-- Begin EXERCISE INPUT --
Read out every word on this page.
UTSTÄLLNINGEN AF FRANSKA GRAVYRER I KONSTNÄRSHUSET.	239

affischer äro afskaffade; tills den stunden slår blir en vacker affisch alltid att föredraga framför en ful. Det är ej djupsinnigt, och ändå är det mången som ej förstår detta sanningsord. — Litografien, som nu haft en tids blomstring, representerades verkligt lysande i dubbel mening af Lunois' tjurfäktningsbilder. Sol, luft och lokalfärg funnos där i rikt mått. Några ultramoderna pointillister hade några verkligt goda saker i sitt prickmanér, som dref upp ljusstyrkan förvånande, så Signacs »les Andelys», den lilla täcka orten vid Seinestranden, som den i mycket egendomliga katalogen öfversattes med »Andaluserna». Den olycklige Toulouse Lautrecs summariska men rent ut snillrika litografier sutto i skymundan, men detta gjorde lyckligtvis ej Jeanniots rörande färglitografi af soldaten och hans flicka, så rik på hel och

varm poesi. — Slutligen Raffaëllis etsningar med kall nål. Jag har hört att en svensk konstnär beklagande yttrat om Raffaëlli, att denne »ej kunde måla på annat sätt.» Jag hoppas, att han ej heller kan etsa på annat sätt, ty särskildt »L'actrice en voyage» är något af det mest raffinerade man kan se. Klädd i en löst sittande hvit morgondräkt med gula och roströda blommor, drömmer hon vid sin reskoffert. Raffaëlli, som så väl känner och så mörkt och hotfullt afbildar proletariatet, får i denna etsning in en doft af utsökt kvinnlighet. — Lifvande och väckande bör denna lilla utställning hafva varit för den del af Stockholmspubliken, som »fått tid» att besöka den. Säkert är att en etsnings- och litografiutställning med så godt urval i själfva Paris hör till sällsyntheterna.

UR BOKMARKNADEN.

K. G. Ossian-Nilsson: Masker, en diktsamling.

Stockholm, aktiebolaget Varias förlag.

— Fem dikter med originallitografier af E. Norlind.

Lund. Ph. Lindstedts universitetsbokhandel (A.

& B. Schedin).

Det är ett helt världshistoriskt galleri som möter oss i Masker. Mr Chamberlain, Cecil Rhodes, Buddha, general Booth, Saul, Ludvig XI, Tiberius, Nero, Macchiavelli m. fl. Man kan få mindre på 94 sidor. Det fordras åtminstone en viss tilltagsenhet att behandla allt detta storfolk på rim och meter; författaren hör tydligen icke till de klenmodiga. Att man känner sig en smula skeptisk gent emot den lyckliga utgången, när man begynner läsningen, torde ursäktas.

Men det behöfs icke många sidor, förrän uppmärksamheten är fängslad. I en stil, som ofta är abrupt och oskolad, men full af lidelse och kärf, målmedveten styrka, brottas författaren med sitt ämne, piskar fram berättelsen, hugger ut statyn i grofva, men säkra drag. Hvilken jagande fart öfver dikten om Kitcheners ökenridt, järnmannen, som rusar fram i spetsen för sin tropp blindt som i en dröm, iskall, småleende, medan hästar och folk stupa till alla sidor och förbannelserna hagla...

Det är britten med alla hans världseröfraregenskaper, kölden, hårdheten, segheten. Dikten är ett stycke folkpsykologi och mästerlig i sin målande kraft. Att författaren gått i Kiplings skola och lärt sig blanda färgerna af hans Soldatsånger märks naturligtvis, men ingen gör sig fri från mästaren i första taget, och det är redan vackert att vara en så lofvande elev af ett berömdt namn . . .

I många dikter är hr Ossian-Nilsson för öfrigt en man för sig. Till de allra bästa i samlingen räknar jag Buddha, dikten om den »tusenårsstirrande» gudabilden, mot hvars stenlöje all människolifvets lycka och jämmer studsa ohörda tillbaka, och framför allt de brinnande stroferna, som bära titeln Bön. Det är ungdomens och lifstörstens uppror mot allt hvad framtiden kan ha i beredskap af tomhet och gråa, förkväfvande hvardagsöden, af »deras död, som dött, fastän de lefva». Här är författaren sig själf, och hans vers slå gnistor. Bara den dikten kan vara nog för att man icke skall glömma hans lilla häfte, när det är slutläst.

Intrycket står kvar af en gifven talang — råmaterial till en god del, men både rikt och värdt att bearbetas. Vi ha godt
-- End EXERCISE INPUT --
Copy out the full material exactly as it appears.

■ RESPONSE TO THE EXERCISE ■
Read out every word on this page.
UTSTÄLLNINGEN AF FRANSKA GRAVYRER I KONSTNÄRSHUSET.	239

affischer äro afskaffade; tills den stunden slår blir en vacker affisch alltid att föredraga framför en ful. Det är ej djupsinnigt, och ändå är det mången som ej förstår detta sanningsord. — Litografien, som nu haft en tids blomstring, representerades verkligt lysande i dubbel mening af Lunois' tjurfäktningsbilder. Sol, luft och lokalfärg funnos där i rikt mått. Några ultramoderna pointillister hade några verkligt goda saker i sitt prickmanér, som dref upp ljusstyrkan förvånande, så Signacs »les Andelys», den lilla täcka orten vid Seinestranden, som den i mycket egendomliga katalogen öfversattes med »Andaluserna». Den olycklige Toulouse Lautrecs summariska men rent ut snillrika litografier sutto i skymundan, men detta gjorde lyckligtvis ej Jeanniots rörande färglitografi af soldaten och hans flicka, så rik på hel och

varm poesi. — Slutligen Raffaëllis etsningar med kall nål. Jag har hört att en svensk konstnär beklagande yttrat om Raffaëlli, att denne »ej kunde måla på annat sätt.» Jag hoppas, att han ej heller kan etsa på annat sätt, ty särskildt »L'actrice en voyage» är något af det mest raffinerade man kan se. Klädd i en löst sittande hvit morgondräkt med gula och roströda blommor, drömmer hon vid sin reskoffert. Raffaëlli, som så väl känner och så mörkt och hotfullt afbildar proletariatet, får i denna etsning in en doft af utsökt kvinnlighet. — Lifvande och väckande bör denna lilla utställning hafva varit för den del af Stockholmspubliken, som »fått tid» att besöka den. Säkert är att en etsnings- och litografiutställning med så godt urval i själfva Paris hör till sällsyntheterna.

UR BOKMARKNADEN.

K. G. Ossian-Nilsson: Masker, en diktsamling.

Stockholm, aktiebolaget Varias förlag.

— Fem dikter med originallitografier af E. Norlind.

Lund. Ph. Lindstedts universitetsbokhandel (A.

& B. Schedin).

Det är ett helt världshistoriskt galleri som möter oss i Masker. Mr Chamberlain, Cecil Rhodes, Buddha, general Booth, Saul, Ludvig XI, Tiberius, Nero, Macchiavelli m. fl. Man kan få mindre på 94 sidor. Det fordras åtminstone en viss tilltagsenhet att behandla allt detta storfolk på rim och meter; författaren hör tydligen icke till de klenmodiga. Att man känner sig en smula skeptisk gent emot den lyckliga utgången, när man begynner läsningen, torde ursäktas.

Men det behöfs icke många sidor, förrän uppmärksamheten är fängslad. I en stil, som ofta är abrupt och oskolad, men full af lidelse och kärf, målmedveten styrka, brottas författaren med sitt ämne, piskar fram berättelsen, hugger ut statyn i grofva, men säkra drag. Hvilken jagande fart öfver dikten om Kitcheners ökenridt, järnmannen, som rusar fram i spetsen för sin tropp blindt som i en dröm, iskall, småleende, medan hästar och folk stupa till alla sidor och förbannelserna hagla...

Det är britten med alla hans världseröfraregenskaper, kölden, hårdheten, segheten. Dikten är ett stycke folkpsykologi och mästerlig i sin målande kraft. Att författaren gått i Kiplings skola och lärt sig blanda färgerna af hans Soldatsånger märks naturligtvis, men ingen gör sig fri från mästaren i första taget, och det är redan vackert att vara en så lofvande elev af ett berömdt namn . . .

I många dikter är hr Ossian-Nilsson för öfrigt en man för sig. Till de allra bästa i samlingen räknar jag Buddha, dikten om den »tusenårsstirrande» gudabilden, mot hvars stenlöje all människolifvets lycka och jämmer studsa ohörda tillbaka, och framför allt de brinnande stroferna, som bära titeln Bön. Det är ungdomens och lifstörstens uppror mot allt hvad framtiden kan ha i beredskap af tomhet och gråa, förkväfvande hvardagsöden, af »deras död, som dött, fastän de lefva». Här är författaren sig själf, och hans vers slå gnistor. Bara den dikten kan vara nog för att man icke skall glömma hans lilla häfte, när det är slutläst.

Intrycket står kvar af en gifven talang — råmaterial till en god del, men både rikt och värdt att bearbetas. Vi ha godt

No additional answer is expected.